## WORK TO COMPLETE:
Gather every line of the entries that includes the word "structured".
START EXTRACTED INFORMATION
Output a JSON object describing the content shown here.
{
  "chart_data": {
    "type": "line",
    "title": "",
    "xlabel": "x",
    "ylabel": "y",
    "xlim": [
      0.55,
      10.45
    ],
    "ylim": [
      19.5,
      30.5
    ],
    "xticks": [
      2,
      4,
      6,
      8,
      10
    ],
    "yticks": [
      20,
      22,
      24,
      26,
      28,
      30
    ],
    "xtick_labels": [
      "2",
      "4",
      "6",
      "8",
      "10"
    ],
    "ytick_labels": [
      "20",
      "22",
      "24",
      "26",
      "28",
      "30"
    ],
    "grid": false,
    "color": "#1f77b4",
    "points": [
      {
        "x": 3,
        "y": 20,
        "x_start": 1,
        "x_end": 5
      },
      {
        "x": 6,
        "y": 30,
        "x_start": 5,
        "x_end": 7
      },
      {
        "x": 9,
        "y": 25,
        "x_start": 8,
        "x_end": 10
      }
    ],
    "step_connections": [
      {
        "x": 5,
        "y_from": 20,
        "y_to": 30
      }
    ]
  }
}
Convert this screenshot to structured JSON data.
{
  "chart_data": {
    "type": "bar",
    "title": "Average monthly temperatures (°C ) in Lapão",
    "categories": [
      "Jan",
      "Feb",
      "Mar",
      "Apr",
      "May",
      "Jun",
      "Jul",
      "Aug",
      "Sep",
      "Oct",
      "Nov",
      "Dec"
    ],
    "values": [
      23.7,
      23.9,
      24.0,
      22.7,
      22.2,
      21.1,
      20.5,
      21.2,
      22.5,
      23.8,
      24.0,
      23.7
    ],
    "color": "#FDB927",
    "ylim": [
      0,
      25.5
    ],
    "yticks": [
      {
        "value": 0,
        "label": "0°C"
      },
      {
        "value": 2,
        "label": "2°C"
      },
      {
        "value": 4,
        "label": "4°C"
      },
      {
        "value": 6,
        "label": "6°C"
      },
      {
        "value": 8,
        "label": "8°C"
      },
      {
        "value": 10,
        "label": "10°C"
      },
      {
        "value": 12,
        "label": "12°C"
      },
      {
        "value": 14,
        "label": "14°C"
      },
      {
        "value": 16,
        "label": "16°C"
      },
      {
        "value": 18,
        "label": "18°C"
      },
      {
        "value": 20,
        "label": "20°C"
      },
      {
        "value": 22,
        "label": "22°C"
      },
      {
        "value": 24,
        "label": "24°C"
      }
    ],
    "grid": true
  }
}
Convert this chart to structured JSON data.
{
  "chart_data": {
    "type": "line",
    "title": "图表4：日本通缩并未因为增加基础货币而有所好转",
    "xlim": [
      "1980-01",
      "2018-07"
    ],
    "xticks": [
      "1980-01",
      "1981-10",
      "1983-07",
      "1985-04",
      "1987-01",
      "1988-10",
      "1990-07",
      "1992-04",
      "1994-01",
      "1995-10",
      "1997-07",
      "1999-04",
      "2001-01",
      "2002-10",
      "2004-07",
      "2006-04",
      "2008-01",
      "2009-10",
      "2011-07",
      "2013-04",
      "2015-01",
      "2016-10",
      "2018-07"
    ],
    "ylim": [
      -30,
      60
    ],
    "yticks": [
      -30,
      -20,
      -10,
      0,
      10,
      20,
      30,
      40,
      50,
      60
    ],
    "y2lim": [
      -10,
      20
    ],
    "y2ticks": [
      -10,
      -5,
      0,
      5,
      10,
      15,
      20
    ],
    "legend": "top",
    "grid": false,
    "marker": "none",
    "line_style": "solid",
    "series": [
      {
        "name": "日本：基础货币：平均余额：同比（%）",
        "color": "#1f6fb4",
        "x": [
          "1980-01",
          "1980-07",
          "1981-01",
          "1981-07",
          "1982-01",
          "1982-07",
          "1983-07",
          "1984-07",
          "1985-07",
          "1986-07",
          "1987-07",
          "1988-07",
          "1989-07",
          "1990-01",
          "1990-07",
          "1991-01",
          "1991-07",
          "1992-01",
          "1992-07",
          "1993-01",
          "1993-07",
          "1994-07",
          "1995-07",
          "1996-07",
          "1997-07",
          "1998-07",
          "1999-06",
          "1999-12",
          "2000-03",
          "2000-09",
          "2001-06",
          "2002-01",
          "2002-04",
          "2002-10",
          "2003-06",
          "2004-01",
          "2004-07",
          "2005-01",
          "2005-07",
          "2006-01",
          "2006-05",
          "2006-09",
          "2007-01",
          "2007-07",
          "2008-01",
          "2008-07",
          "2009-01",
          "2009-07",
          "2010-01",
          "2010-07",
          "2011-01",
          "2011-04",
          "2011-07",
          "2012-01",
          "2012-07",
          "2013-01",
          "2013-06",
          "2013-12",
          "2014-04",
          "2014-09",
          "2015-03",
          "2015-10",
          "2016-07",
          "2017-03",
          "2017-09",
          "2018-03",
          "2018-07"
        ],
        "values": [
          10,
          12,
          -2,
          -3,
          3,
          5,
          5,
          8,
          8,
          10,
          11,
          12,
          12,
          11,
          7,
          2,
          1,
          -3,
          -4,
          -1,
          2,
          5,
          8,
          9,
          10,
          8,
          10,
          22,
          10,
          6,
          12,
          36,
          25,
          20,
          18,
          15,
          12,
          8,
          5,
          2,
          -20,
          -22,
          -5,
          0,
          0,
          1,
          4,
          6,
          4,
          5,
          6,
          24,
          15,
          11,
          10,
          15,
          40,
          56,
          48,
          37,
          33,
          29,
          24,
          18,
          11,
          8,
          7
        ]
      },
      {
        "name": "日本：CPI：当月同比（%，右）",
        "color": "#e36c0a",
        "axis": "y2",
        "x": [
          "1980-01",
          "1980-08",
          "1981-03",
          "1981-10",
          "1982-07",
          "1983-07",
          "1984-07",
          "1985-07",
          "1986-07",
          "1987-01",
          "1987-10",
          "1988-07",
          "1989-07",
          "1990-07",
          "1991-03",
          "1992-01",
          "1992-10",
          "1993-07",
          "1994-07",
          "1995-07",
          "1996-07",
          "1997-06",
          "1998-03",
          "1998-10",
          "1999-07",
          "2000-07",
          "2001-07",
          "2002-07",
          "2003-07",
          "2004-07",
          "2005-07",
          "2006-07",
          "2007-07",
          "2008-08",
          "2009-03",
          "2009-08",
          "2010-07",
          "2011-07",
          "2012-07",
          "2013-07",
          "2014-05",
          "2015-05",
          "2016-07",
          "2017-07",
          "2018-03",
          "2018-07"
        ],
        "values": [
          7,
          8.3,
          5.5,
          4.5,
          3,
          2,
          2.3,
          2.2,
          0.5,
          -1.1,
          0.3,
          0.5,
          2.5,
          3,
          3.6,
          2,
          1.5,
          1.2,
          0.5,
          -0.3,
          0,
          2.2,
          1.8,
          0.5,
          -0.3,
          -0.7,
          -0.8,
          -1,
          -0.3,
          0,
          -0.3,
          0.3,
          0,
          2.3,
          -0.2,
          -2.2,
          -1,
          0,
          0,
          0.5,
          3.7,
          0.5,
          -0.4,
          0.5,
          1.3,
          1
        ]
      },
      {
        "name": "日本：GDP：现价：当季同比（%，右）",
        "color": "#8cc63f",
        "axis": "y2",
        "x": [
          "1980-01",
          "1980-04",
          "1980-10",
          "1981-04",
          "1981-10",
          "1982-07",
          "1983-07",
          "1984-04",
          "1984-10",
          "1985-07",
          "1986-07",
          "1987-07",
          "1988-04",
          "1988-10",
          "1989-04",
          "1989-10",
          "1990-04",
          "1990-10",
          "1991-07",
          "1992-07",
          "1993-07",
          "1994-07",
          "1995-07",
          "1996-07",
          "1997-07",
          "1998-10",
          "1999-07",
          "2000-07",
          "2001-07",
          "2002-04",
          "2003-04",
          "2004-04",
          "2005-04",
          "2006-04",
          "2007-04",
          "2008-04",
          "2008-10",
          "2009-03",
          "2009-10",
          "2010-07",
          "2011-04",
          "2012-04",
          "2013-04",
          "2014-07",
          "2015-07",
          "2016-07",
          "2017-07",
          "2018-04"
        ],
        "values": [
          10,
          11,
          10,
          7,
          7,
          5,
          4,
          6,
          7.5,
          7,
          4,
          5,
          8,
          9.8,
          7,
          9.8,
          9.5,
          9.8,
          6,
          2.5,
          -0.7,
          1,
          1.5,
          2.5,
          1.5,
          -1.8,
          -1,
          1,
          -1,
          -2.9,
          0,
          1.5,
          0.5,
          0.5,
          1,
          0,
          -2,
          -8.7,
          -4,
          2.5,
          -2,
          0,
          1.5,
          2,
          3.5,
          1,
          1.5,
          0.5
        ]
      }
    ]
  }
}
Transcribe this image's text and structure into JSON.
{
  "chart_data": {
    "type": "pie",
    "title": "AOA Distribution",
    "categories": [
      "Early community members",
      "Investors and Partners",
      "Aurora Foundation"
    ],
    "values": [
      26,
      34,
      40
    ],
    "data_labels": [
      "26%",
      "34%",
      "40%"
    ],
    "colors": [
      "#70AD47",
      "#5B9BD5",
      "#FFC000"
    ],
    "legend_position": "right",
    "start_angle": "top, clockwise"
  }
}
END EXTRACTED INFORMATION
## TASK RESPONSE:
Convert this screenshot to structured JSON data.
Convert this chart to structured JSON data.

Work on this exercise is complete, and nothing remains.